• **WHAT THE TASK REQUIRES**:
Output all the entries word for word. Omit the pictures.

::: WORKING DATA :::

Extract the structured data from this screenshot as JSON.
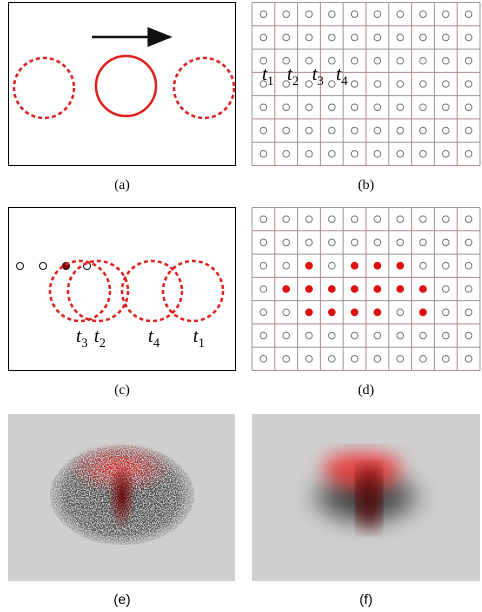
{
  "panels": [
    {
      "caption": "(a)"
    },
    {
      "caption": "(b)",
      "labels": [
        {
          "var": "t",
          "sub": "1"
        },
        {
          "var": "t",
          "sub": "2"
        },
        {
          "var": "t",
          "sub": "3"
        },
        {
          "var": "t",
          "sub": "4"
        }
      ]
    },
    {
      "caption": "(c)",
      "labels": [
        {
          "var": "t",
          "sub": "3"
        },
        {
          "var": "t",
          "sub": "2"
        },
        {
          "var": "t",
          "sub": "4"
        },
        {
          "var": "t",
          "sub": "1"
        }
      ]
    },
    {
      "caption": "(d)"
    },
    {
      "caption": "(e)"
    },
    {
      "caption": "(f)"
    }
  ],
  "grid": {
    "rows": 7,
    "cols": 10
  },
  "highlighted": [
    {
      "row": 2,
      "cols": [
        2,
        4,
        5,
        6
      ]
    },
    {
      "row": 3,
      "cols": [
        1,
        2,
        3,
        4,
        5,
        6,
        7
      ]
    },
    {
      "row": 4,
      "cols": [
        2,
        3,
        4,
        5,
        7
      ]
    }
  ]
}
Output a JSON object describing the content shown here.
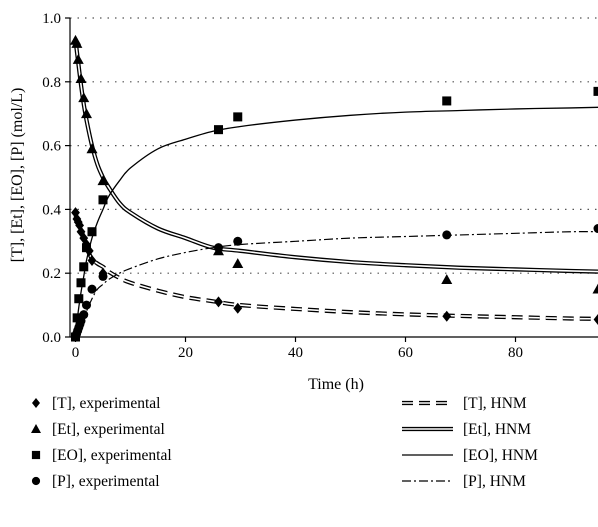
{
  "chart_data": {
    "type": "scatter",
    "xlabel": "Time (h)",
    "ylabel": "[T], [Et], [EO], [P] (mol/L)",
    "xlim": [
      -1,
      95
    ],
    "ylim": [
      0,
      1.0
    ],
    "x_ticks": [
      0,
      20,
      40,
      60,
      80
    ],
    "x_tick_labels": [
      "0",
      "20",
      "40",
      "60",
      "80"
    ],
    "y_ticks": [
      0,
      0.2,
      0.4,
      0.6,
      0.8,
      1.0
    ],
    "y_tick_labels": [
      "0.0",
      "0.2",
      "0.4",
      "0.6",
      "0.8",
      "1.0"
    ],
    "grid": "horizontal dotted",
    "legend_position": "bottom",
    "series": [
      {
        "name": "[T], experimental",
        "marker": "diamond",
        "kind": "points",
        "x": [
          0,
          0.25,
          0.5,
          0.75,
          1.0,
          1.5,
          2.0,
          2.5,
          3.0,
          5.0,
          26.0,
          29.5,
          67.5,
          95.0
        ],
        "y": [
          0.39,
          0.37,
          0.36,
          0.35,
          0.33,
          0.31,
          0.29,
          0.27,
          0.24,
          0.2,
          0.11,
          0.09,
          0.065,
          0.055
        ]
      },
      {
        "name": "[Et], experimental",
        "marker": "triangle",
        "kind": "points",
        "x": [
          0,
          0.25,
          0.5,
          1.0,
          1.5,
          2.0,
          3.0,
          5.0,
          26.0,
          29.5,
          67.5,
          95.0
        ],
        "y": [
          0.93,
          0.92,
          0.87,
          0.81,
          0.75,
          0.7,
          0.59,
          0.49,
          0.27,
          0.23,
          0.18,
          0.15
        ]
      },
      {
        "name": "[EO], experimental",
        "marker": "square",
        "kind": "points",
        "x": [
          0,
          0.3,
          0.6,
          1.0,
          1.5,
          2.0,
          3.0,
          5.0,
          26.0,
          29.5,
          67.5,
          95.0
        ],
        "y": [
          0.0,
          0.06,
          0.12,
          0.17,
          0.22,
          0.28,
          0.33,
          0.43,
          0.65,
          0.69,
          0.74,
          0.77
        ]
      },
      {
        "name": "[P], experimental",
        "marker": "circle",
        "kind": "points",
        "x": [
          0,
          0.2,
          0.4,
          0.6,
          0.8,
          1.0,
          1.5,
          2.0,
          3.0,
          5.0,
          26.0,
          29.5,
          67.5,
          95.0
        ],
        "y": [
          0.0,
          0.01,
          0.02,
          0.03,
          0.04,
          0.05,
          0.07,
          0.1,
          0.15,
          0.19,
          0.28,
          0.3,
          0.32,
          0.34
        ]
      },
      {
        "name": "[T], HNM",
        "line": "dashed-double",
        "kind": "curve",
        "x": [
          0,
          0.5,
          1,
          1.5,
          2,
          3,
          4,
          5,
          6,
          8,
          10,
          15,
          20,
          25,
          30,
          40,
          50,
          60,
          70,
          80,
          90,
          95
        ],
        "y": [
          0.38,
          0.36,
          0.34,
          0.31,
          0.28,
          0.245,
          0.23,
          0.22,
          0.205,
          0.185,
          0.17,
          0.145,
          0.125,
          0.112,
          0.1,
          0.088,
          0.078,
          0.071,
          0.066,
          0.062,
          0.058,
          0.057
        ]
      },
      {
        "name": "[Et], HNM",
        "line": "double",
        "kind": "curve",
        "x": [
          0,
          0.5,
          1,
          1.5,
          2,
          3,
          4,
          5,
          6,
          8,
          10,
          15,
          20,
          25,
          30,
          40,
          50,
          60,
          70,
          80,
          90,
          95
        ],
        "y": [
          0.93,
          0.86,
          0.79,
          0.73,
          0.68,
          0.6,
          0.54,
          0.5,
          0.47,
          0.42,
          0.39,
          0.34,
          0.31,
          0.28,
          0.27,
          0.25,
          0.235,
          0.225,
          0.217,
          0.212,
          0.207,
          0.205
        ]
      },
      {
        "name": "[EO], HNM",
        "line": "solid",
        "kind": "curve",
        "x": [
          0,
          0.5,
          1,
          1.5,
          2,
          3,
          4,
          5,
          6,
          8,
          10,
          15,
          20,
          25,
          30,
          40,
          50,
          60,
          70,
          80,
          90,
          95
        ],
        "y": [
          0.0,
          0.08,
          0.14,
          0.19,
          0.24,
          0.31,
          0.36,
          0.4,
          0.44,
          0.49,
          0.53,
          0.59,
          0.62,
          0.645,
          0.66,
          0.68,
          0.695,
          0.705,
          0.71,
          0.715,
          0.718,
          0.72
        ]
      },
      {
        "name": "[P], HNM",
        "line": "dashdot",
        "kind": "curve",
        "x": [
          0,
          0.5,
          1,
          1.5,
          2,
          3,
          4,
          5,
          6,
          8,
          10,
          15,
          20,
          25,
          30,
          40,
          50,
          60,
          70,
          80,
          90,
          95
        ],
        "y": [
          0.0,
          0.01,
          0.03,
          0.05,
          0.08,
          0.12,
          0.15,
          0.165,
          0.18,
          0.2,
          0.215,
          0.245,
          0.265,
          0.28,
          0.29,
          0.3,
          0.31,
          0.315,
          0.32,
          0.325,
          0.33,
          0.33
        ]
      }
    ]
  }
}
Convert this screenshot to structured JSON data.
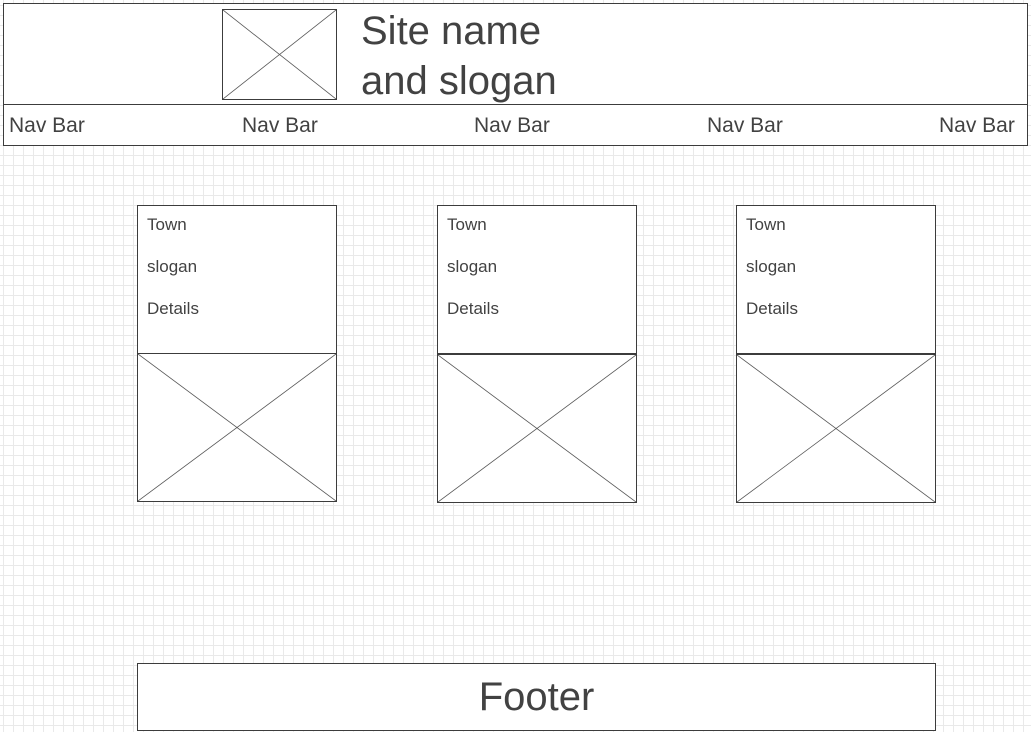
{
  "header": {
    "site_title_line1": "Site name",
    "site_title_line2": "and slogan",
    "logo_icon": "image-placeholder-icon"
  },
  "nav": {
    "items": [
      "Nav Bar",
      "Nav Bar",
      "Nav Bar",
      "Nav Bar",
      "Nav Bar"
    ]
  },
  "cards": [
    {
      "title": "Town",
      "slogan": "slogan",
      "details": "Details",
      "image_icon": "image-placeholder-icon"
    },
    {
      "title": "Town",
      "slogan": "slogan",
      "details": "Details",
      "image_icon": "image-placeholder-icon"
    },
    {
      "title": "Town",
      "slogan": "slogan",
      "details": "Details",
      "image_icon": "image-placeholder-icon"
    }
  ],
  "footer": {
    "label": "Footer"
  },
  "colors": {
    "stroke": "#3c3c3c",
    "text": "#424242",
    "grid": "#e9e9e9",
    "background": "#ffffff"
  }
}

:::

• **CORRECT RESULT**:
Extract the structured data from this screenshot as JSON.
{
  "panels": [
    {
      "caption": "(a)"
    },
    {
      "caption": "(b)",
      "labels": [
        {
          "var": "t",
          "sub": "1"
        },
        {
          "var": "t",
          "sub": "2"
        },
        {
          "var": "t",
          "sub": "3"
        },
        {
          "var": "t",
          "sub": "4"
        }
      ]
    },
    {
      "caption": "(c)",
      "labels": [
        {
          "var": "t",
          "sub": "3"
        },
        {
          "var": "t",
          "sub": "2"
        },
        {
          "var": "t",
          "sub": "4"
        },
        {
          "var": "t",
          "sub": "1"
        }
      ]
    },
    {
      "caption": "(d)"
    },
    {
      "caption": "(e)"
    },
    {
      "caption": "(f)"
    }
  ],
  "grid": {
    "rows": 7,
    "cols": 10
  },
  "highlighted": [
    {
      "row": 2,
      "cols": [
        2,
        4,
        5,
        6
      ]
    },
    {
      "row": 3,
      "cols": [
        1,
        2,
        3,
        4,
        5,
        6,
        7
      ]
    },
    {
      "row": 4,
      "cols": [
        2,
        3,
        4,
        5,
        7
      ]
    }
  ]
}
Output a JSON object describing the content shown here.
{
  "chart_data": {
    "type": "scatter",
    "xlabel": "Time (h)",
    "ylabel": "[T], [Et], [EO], [P] (mol/L)",
    "xlim": [
      -1,
      95
    ],
    "ylim": [
      0,
      1.0
    ],
    "x_ticks": [
      0,
      20,
      40,
      60,
      80
    ],
    "x_tick_labels": [
      "0",
      "20",
      "40",
      "60",
      "80"
    ],
    "y_ticks": [
      0,
      0.2,
      0.4,
      0.6,
      0.8,
      1.0
    ],
    "y_tick_labels": [
      "0.0",
      "0.2",
      "0.4",
      "0.6",
      "0.8",
      "1.0"
    ],
    "grid": "horizontal dotted",
    "legend_position": "bottom",
    "series": [
      {
        "name": "[T], experimental",
        "marker": "diamond",
        "kind": "points",
        "x": [
          0,
          0.25,
          0.5,
          0.75,
          1.0,
          1.5,
          2.0,
          2.5,
          3.0,
          5.0,
          26.0,
          29.5,
          67.5,
          95.0
        ],
        "y": [
          0.39,
          0.37,
          0.36,
          0.35,
          0.33,
          0.31,
          0.29,
          0.27,
          0.24,
          0.2,
          0.11,
          0.09,
          0.065,
          0.055
        ]
      },
      {
        "name": "[Et], experimental",
        "marker": "triangle",
        "kind": "points",
        "x": [
          0,
          0.25,
          0.5,
          1.0,
          1.5,
          2.0,
          3.0,
          5.0,
          26.0,
          29.5,
          67.5,
          95.0
        ],
        "y": [
          0.93,
          0.92,
          0.87,
          0.81,
          0.75,
          0.7,
          0.59,
          0.49,
          0.27,
          0.23,
          0.18,
          0.15
        ]
      },
      {
        "name": "[EO], experimental",
        "marker": "square",
        "kind": "points",
        "x": [
          0,
          0.3,
          0.6,
          1.0,
          1.5,
          2.0,
          3.0,
          5.0,
          26.0,
          29.5,
          67.5,
          95.0
        ],
        "y": [
          0.0,
          0.06,
          0.12,
          0.17,
          0.22,
          0.28,
          0.33,
          0.43,
          0.65,
          0.69,
          0.74,
          0.77
        ]
      },
      {
        "name": "[P], experimental",
        "marker": "circle",
        "kind": "points",
        "x": [
          0,
          0.2,
          0.4,
          0.6,
          0.8,
          1.0,
          1.5,
          2.0,
          3.0,
          5.0,
          26.0,
          29.5,
          67.5,
          95.0
        ],
        "y": [
          0.0,
          0.01,
          0.02,
          0.03,
          0.04,
          0.05,
          0.07,
          0.1,
          0.15,
          0.19,
          0.28,
          0.3,
          0.32,
          0.34
        ]
      },
      {
        "name": "[T], HNM",
        "line": "dashed-double",
        "kind": "curve",
        "x": [
          0,
          0.5,
          1,
          1.5,
          2,
          3,
          4,
          5,
          6,
          8,
          10,
          15,
          20,
          25,
          30,
          40,
          50,
          60,
          70,
          80,
          90,
          95
        ],
        "y": [
          0.38,
          0.36,
          0.34,
          0.31,
          0.28,
          0.245,
          0.23,
          0.22,
          0.205,
          0.185,
          0.17,
          0.145,
          0.125,
          0.112,
          0.1,
          0.088,
          0.078,
          0.071,
          0.066,
          0.062,
          0.058,
          0.057
        ]
      },
      {
        "name": "[Et], HNM",
        "line": "double",
        "kind": "curve",
        "x": [
          0,
          0.5,
          1,
          1.5,
          2,
          3,
          4,
          5,
          6,
          8,
          10,
          15,
          20,
          25,
          30,
          40,
          50,
          60,
          70,
          80,
          90,
          95
        ],
        "y": [
          0.93,
          0.86,
          0.79,
          0.73,
          0.68,
          0.6,
          0.54,
          0.5,
          0.47,
          0.42,
          0.39,
          0.34,
          0.31,
          0.28,
          0.27,
          0.25,
          0.235,
          0.225,
          0.217,
          0.212,
          0.207,
          0.205
        ]
      },
      {
        "name": "[EO], HNM",
        "line": "solid",
        "kind": "curve",
        "x": [
          0,
          0.5,
          1,
          1.5,
          2,
          3,
          4,
          5,
          6,
          8,
          10,
          15,
          20,
          25,
          30,
          40,
          50,
          60,
          70,
          80,
          90,
          95
        ],
        "y": [
          0.0,
          0.08,
          0.14,
          0.19,
          0.24,
          0.31,
          0.36,
          0.4,
          0.44,
          0.49,
          0.53,
          0.59,
          0.62,
          0.645,
          0.66,
          0.68,
          0.695,
          0.705,
          0.71,
          0.715,
          0.718,
          0.72
        ]
      },
      {
        "name": "[P], HNM",
        "line": "dashdot",
        "kind": "curve",
        "x": [
          0,
          0.5,
          1,
          1.5,
          2,
          3,
          4,
          5,
          6,
          8,
          10,
          15,
          20,
          25,
          30,
          40,
          50,
          60,
          70,
          80,
          90,
          95
        ],
        "y": [
          0.0,
          0.01,
          0.03,
          0.05,
          0.08,
          0.12,
          0.15,
          0.165,
          0.18,
          0.2,
          0.215,
          0.245,
          0.265,
          0.28,
          0.29,
          0.3,
          0.31,
          0.315,
          0.32,
          0.325,
          0.33,
          0.33
        ]
      }
    ]
  }
}
Convert this screenshot to structured JSON data.
{
  "header": {
    "site_title_line1": "Site name",
    "site_title_line2": "and slogan",
    "logo_icon": "image-placeholder-icon"
  },
  "nav": {
    "items": [
      "Nav Bar",
      "Nav Bar",
      "Nav Bar",
      "Nav Bar",
      "Nav Bar"
    ]
  },
  "cards": [
    {
      "title": "Town",
      "slogan": "slogan",
      "details": "Details",
      "image_icon": "image-placeholder-icon"
    },
    {
      "title": "Town",
      "slogan": "slogan",
      "details": "Details",
      "image_icon": "image-placeholder-icon"
    },
    {
      "title": "Town",
      "slogan": "slogan",
      "details": "Details",
      "image_icon": "image-placeholder-icon"
    }
  ],
  "footer": {
    "label": "Footer"
  },
  "colors": {
    "stroke": "#3c3c3c",
    "text": "#424242",
    "grid": "#e9e9e9",
    "background": "#ffffff"
  }
}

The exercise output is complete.